** DO THIS **
Write every line out verbatim and omit the pictures.
──────── RECORDS PROVIDED ────────
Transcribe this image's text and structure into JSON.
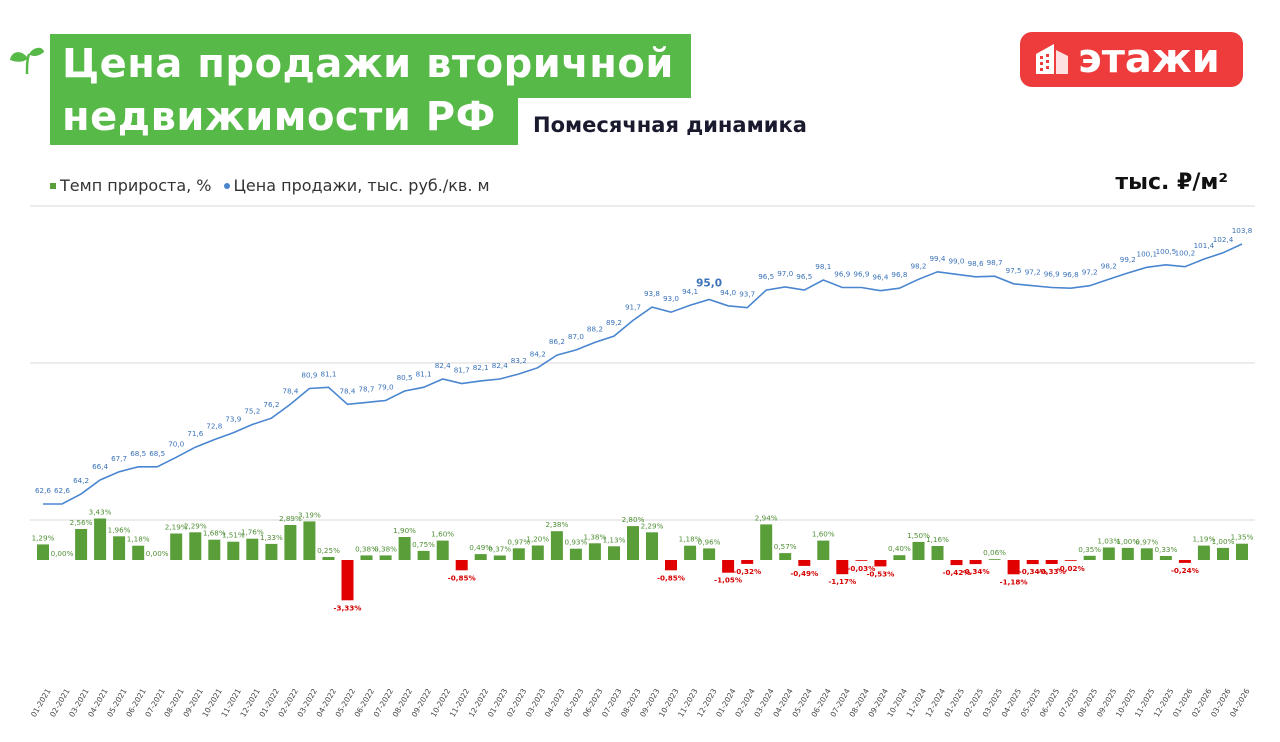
{
  "header": {
    "title_line1": "Цена продажи вторичной",
    "title_line2": "недвижимости РФ",
    "subtitle": "Помесячная динамика",
    "logo_text": "этажи",
    "unit": "тыс. ₽/м²"
  },
  "colors": {
    "title_bg": "#57b947",
    "logo_bg": "#ee3b3b",
    "line": "#4a86d0",
    "bar_positive": "#5a9e3a",
    "bar_negative": "#e00000"
  },
  "chart_data": {
    "type": "bar+line",
    "legend": [
      {
        "label": "Темп прироста, %",
        "marker": "square",
        "color": "#5a9e3a"
      },
      {
        "label": "Цена продажи, тыс. руб./кв. м",
        "marker": "circle",
        "color": "#4a86d0"
      }
    ],
    "categories": [
      "01-2021",
      "02-2021",
      "03-2021",
      "04-2021",
      "05-2021",
      "06-2021",
      "07-2021",
      "08-2021",
      "09-2021",
      "10-2021",
      "11-2021",
      "12-2021",
      "01-2022",
      "02-2022",
      "03-2022",
      "04-2022",
      "05-2022",
      "06-2022",
      "07-2022",
      "08-2022",
      "09-2022",
      "10-2022",
      "11-2022",
      "12-2022",
      "01-2023",
      "02-2023",
      "03-2023",
      "04-2023",
      "05-2023",
      "06-2023",
      "07-2023",
      "08-2023",
      "09-2023",
      "10-2023",
      "11-2023",
      "12-2023",
      "01-2024",
      "02-2024",
      "03-2024",
      "04-2024",
      "05-2024",
      "06-2024",
      "07-2024",
      "08-2024",
      "09-2024",
      "10-2024",
      "11-2024",
      "12-2024",
      "01-2025",
      "02-2025",
      "03-2025",
      "04-2025",
      "05-2025",
      "06-2025",
      "07-2025",
      "08-2025",
      "09-2025",
      "10-2025",
      "11-2025",
      "12-2025",
      "01-2026",
      "02-2026",
      "03-2026",
      "04-2026"
    ],
    "series": [
      {
        "name": "Цена продажи, тыс. руб./кв. м",
        "type": "line",
        "values": [
          62.6,
          62.6,
          64.2,
          66.4,
          67.7,
          68.5,
          68.5,
          70.0,
          71.6,
          72.8,
          73.9,
          75.2,
          76.2,
          78.4,
          80.9,
          81.1,
          78.4,
          78.7,
          79.0,
          80.5,
          81.1,
          82.4,
          81.7,
          82.1,
          82.4,
          83.2,
          84.2,
          86.2,
          87.0,
          88.2,
          89.2,
          91.7,
          93.8,
          93.0,
          94.1,
          95.0,
          94.0,
          93.7,
          96.5,
          97.0,
          96.5,
          98.1,
          96.9,
          96.9,
          96.4,
          96.8,
          98.2,
          99.4,
          99.0,
          98.6,
          98.7,
          97.5,
          97.2,
          96.9,
          96.8,
          97.2,
          98.2,
          99.2,
          100.1,
          100.5,
          100.2,
          101.4,
          102.4,
          103.8
        ],
        "labels": [
          "62,6",
          "62,6",
          "64,2",
          "66,4",
          "67,7",
          "68,5",
          "68,5",
          "70,0",
          "71,6",
          "72,8",
          "73,9",
          "75,2",
          "76,2",
          "78,4",
          "80,9",
          "81,1",
          "78,4",
          "78,7",
          "79,0",
          "80,5",
          "81,1",
          "82,4",
          "81,7",
          "82,1",
          "82,4",
          "83,2",
          "84,2",
          "86,2",
          "87,0",
          "88,2",
          "89,2",
          "91,7",
          "93,8",
          "93,0",
          "94,1",
          "95,0",
          "94,0",
          "93,7",
          "96,5",
          "97,0",
          "96,5",
          "98,1",
          "96,9",
          "96,9",
          "96,4",
          "96,8",
          "98,2",
          "99,4",
          "99,0",
          "98,6",
          "98,7",
          "97,5",
          "97,2",
          "96,9",
          "96,8",
          "97,2",
          "98,2",
          "99,2",
          "100,1",
          "100,5",
          "100,2",
          "101,4",
          "102,4",
          "103,8"
        ]
      },
      {
        "name": "Темп прироста, %",
        "type": "bar",
        "values": [
          1.29,
          0.0,
          2.56,
          3.43,
          1.96,
          1.18,
          0.0,
          2.19,
          2.29,
          1.68,
          1.51,
          1.76,
          1.33,
          2.89,
          3.19,
          0.25,
          -3.33,
          0.38,
          0.38,
          1.9,
          0.75,
          1.6,
          -0.85,
          0.49,
          0.37,
          0.97,
          1.2,
          2.38,
          0.93,
          1.38,
          1.13,
          2.8,
          2.29,
          -0.85,
          1.18,
          0.96,
          -1.05,
          -0.32,
          2.94,
          0.57,
          -0.49,
          1.6,
          -1.17,
          -0.03,
          -0.53,
          0.4,
          1.5,
          1.16,
          -0.42,
          -0.34,
          0.06,
          -1.18,
          -0.34,
          -0.33,
          -0.02,
          0.35,
          1.03,
          1.0,
          0.97,
          0.33,
          -0.24,
          1.19,
          1.0,
          1.35
        ],
        "labels": [
          "1,29%",
          "0,00%",
          "2,56%",
          "3,43%",
          "1,96%",
          "1,18%",
          "0,00%",
          "2,19%",
          "2,29%",
          "1,68%",
          "1,51%",
          "1,76%",
          "1,33%",
          "2,89%",
          "3,19%",
          "0,25%",
          "-3,33%",
          "0,38%",
          "0,38%",
          "1,90%",
          "0,75%",
          "1,60%",
          "-0,85%",
          "0,49%",
          "0,37%",
          "0,97%",
          "1,20%",
          "2,38%",
          "0,93%",
          "1,38%",
          "1,13%",
          "2,80%",
          "2,29%",
          "-0,85%",
          "1,18%",
          "0,96%",
          "-1,05%",
          "-0,32%",
          "2,94%",
          "0,57%",
          "-0,49%",
          "1,60%",
          "-1,17%",
          "-0,03%",
          "-0,53%",
          "0,40%",
          "1,50%",
          "1,16%",
          "-0,42%",
          "-0,34%",
          "0,06%",
          "-1,18%",
          "-0,34%",
          "-0,33%",
          "-0,02%",
          "0,35%",
          "1,03%",
          "1,00%",
          "0,97%",
          "0,33%",
          "-0,24%",
          "1,19%",
          "1,00%",
          "1,35%"
        ]
      }
    ],
    "highlight_label_index": 35,
    "grid": true
  }
}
────────
** ANSWER TO THE PROBLEM **
Transcribe this image's text and structure into JSON.
{
  "header": {
    "title_line1": "Цена продажи вторичной",
    "title_line2": "недвижимости РФ",
    "subtitle": "Помесячная динамика",
    "logo_text": "этажи",
    "unit": "тыс. ₽/м²"
  },
  "colors": {
    "title_bg": "#57b947",
    "logo_bg": "#ee3b3b",
    "line": "#4a86d0",
    "bar_positive": "#5a9e3a",
    "bar_negative": "#e00000"
  },
  "chart_data": {
    "type": "bar+line",
    "legend": [
      {
        "label": "Темп прироста, %",
        "marker": "square",
        "color": "#5a9e3a"
      },
      {
        "label": "Цена продажи, тыс. руб./кв. м",
        "marker": "circle",
        "color": "#4a86d0"
      }
    ],
    "categories": [
      "01-2021",
      "02-2021",
      "03-2021",
      "04-2021",
      "05-2021",
      "06-2021",
      "07-2021",
      "08-2021",
      "09-2021",
      "10-2021",
      "11-2021",
      "12-2021",
      "01-2022",
      "02-2022",
      "03-2022",
      "04-2022",
      "05-2022",
      "06-2022",
      "07-2022",
      "08-2022",
      "09-2022",
      "10-2022",
      "11-2022",
      "12-2022",
      "01-2023",
      "02-2023",
      "03-2023",
      "04-2023",
      "05-2023",
      "06-2023",
      "07-2023",
      "08-2023",
      "09-2023",
      "10-2023",
      "11-2023",
      "12-2023",
      "01-2024",
      "02-2024",
      "03-2024",
      "04-2024",
      "05-2024",
      "06-2024",
      "07-2024",
      "08-2024",
      "09-2024",
      "10-2024",
      "11-2024",
      "12-2024",
      "01-2025",
      "02-2025",
      "03-2025",
      "04-2025",
      "05-2025",
      "06-2025",
      "07-2025",
      "08-2025",
      "09-2025",
      "10-2025",
      "11-2025",
      "12-2025",
      "01-2026",
      "02-2026",
      "03-2026",
      "04-2026"
    ],
    "series": [
      {
        "name": "Цена продажи, тыс. руб./кв. м",
        "type": "line",
        "values": [
          62.6,
          62.6,
          64.2,
          66.4,
          67.7,
          68.5,
          68.5,
          70.0,
          71.6,
          72.8,
          73.9,
          75.2,
          76.2,
          78.4,
          80.9,
          81.1,
          78.4,
          78.7,
          79.0,
          80.5,
          81.1,
          82.4,
          81.7,
          82.1,
          82.4,
          83.2,
          84.2,
          86.2,
          87.0,
          88.2,
          89.2,
          91.7,
          93.8,
          93.0,
          94.1,
          95.0,
          94.0,
          93.7,
          96.5,
          97.0,
          96.5,
          98.1,
          96.9,
          96.9,
          96.4,
          96.8,
          98.2,
          99.4,
          99.0,
          98.6,
          98.7,
          97.5,
          97.2,
          96.9,
          96.8,
          97.2,
          98.2,
          99.2,
          100.1,
          100.5,
          100.2,
          101.4,
          102.4,
          103.8
        ],
        "labels": [
          "62,6",
          "62,6",
          "64,2",
          "66,4",
          "67,7",
          "68,5",
          "68,5",
          "70,0",
          "71,6",
          "72,8",
          "73,9",
          "75,2",
          "76,2",
          "78,4",
          "80,9",
          "81,1",
          "78,4",
          "78,7",
          "79,0",
          "80,5",
          "81,1",
          "82,4",
          "81,7",
          "82,1",
          "82,4",
          "83,2",
          "84,2",
          "86,2",
          "87,0",
          "88,2",
          "89,2",
          "91,7",
          "93,8",
          "93,0",
          "94,1",
          "95,0",
          "94,0",
          "93,7",
          "96,5",
          "97,0",
          "96,5",
          "98,1",
          "96,9",
          "96,9",
          "96,4",
          "96,8",
          "98,2",
          "99,4",
          "99,0",
          "98,6",
          "98,7",
          "97,5",
          "97,2",
          "96,9",
          "96,8",
          "97,2",
          "98,2",
          "99,2",
          "100,1",
          "100,5",
          "100,2",
          "101,4",
          "102,4",
          "103,8"
        ]
      },
      {
        "name": "Темп прироста, %",
        "type": "bar",
        "values": [
          1.29,
          0.0,
          2.56,
          3.43,
          1.96,
          1.18,
          0.0,
          2.19,
          2.29,
          1.68,
          1.51,
          1.76,
          1.33,
          2.89,
          3.19,
          0.25,
          -3.33,
          0.38,
          0.38,
          1.9,
          0.75,
          1.6,
          -0.85,
          0.49,
          0.37,
          0.97,
          1.2,
          2.38,
          0.93,
          1.38,
          1.13,
          2.8,
          2.29,
          -0.85,
          1.18,
          0.96,
          -1.05,
          -0.32,
          2.94,
          0.57,
          -0.49,
          1.6,
          -1.17,
          -0.03,
          -0.53,
          0.4,
          1.5,
          1.16,
          -0.42,
          -0.34,
          0.06,
          -1.18,
          -0.34,
          -0.33,
          -0.02,
          0.35,
          1.03,
          1.0,
          0.97,
          0.33,
          -0.24,
          1.19,
          1.0,
          1.35
        ],
        "labels": [
          "1,29%",
          "0,00%",
          "2,56%",
          "3,43%",
          "1,96%",
          "1,18%",
          "0,00%",
          "2,19%",
          "2,29%",
          "1,68%",
          "1,51%",
          "1,76%",
          "1,33%",
          "2,89%",
          "3,19%",
          "0,25%",
          "-3,33%",
          "0,38%",
          "0,38%",
          "1,90%",
          "0,75%",
          "1,60%",
          "-0,85%",
          "0,49%",
          "0,37%",
          "0,97%",
          "1,20%",
          "2,38%",
          "0,93%",
          "1,38%",
          "1,13%",
          "2,80%",
          "2,29%",
          "-0,85%",
          "1,18%",
          "0,96%",
          "-1,05%",
          "-0,32%",
          "2,94%",
          "0,57%",
          "-0,49%",
          "1,60%",
          "-1,17%",
          "-0,03%",
          "-0,53%",
          "0,40%",
          "1,50%",
          "1,16%",
          "-0,42%",
          "-0,34%",
          "0,06%",
          "-1,18%",
          "-0,34%",
          "-0,33%",
          "-0,02%",
          "0,35%",
          "1,03%",
          "1,00%",
          "0,97%",
          "0,33%",
          "-0,24%",
          "1,19%",
          "1,00%",
          "1,35%"
        ]
      }
    ],
    "highlight_label_index": 35,
    "grid": true
  }
}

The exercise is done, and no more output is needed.